---------- SELECTED EXCERPT ----------

Photo: Philadelphia students left behind chalk messages that passersby read after the nationwide student walkout had ended. -- Benjamin Herold/Education Week


The North Carolina Student Who Walked Out of His High School Alone

While many protests drew crowds, some students walked out of school alone. That was the case for Goldsboro, N.C., student Justin Blackman, who shared this video from outside of his school, winning praise from celebrities and Stoneman Douglas students on Twitter. -- Evie Blad


‘They Could Have Been Us,’ Students Say in Grieving Parkland Victims

The walkouts unfolded across time zones, with students walking out at 10 a.m. local time, and official events ending in Alaska and Hawaii (4 and 6 hours behind the official start of the first walkouts, respectively). Students in Los Angeles began leaving classes at the appointed time and the Los Angeles Police Department had deployed additional units across the city after issuing a statement urging students to stay on their campuses.

---------- RECORDS PROVIDED ----------

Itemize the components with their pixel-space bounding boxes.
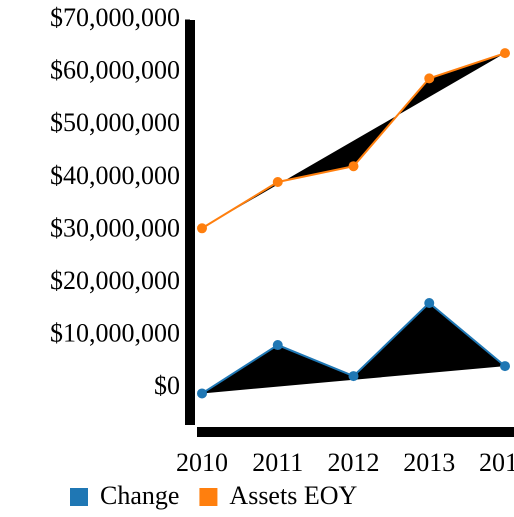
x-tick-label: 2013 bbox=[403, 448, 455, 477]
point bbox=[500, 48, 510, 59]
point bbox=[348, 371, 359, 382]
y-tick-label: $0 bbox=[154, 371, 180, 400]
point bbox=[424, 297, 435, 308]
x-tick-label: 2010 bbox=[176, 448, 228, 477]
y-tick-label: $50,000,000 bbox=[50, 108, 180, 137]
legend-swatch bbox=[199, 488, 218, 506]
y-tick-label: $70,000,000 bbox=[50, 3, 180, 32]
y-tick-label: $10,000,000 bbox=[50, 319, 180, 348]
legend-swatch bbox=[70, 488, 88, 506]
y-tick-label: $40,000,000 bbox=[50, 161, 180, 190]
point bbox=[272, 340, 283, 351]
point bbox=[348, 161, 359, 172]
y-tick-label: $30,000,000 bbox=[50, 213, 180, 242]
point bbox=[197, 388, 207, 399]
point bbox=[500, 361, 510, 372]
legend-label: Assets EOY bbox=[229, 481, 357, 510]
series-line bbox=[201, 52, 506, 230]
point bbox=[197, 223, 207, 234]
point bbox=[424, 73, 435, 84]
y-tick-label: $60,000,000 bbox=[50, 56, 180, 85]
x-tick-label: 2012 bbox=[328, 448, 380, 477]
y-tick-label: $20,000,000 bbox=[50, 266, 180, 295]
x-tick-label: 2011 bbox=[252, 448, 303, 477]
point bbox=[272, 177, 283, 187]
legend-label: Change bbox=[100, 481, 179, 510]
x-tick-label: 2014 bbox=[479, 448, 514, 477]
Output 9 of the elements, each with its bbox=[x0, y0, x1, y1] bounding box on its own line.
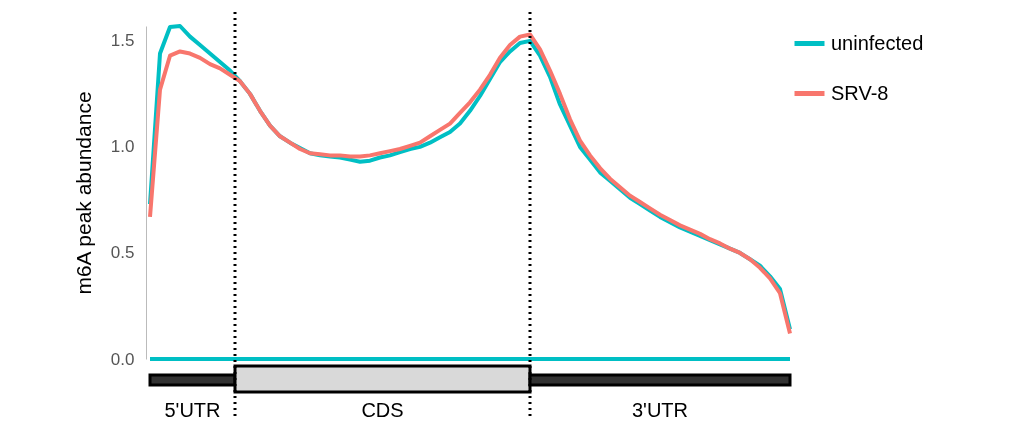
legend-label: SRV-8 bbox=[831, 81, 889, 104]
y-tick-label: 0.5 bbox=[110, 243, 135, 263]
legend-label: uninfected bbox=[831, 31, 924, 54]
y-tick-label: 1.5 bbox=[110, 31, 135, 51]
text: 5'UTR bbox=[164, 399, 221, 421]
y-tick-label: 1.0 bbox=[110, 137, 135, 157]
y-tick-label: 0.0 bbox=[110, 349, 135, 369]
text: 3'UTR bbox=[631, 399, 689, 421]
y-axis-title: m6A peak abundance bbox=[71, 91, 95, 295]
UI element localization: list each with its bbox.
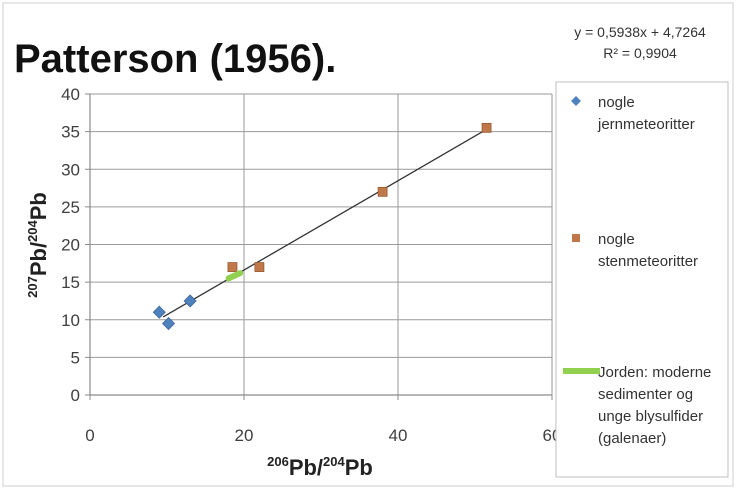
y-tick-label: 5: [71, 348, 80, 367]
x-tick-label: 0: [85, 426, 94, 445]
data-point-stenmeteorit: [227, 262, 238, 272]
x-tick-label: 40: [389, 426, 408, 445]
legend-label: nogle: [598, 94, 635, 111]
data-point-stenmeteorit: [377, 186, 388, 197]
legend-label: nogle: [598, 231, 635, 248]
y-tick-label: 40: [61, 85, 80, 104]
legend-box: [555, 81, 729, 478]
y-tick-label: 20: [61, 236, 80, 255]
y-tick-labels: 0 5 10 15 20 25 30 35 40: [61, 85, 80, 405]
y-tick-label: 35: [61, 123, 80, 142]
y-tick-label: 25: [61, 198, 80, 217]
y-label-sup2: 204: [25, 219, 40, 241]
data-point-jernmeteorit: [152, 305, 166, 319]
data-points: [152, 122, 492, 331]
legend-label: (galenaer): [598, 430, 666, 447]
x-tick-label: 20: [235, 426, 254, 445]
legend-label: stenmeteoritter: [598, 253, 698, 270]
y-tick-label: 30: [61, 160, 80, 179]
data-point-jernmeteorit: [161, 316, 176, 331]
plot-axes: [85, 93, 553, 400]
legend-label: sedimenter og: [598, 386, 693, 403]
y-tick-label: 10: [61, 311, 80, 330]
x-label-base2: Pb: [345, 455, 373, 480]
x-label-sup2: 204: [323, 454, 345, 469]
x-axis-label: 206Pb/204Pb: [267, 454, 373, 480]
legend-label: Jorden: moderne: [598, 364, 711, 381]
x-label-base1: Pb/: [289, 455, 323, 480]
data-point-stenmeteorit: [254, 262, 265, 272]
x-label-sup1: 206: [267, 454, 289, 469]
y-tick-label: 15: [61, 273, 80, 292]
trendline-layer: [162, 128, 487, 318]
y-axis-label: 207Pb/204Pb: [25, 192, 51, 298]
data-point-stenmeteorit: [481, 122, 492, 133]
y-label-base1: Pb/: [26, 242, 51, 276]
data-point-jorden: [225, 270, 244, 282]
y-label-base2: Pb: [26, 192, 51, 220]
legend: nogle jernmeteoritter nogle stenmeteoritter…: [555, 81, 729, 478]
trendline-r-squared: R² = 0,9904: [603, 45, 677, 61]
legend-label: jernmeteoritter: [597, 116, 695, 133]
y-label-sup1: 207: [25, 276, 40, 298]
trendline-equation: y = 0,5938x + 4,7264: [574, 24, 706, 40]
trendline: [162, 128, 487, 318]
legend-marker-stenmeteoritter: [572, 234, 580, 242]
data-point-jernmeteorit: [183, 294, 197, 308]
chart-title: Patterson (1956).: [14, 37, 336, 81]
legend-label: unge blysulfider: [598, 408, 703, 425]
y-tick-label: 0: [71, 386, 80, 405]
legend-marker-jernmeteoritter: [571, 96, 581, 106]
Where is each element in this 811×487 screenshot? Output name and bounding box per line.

----------

Copy out, word for word, the passage of the student walkout coverage that begins with the words containing "While many protests" and ends with "on their campuses.".

While many protests drew crowds, some students walked out of school alone. That was the case for Goldsboro, N.C., student Justin Blackman, who shared this video from outside of his school, winning praise from celebrities and Stoneman Douglas students on Twitter. -- Evie Blad


‘They Could Have Been Us,’ Students Say in Grieving Parkland Victims

The walkouts unfolded across time zones, with students walking out at 10 a.m. local time, and official events ending in Alaska and Hawaii (4 and 6 hours behind the official start of the first walkouts, respectively). Students in Los Angeles began leaving classes at the appointed time and the Los Angeles Police Department had deployed additional units across the city after issuing a statement urging students to stay on their campuses.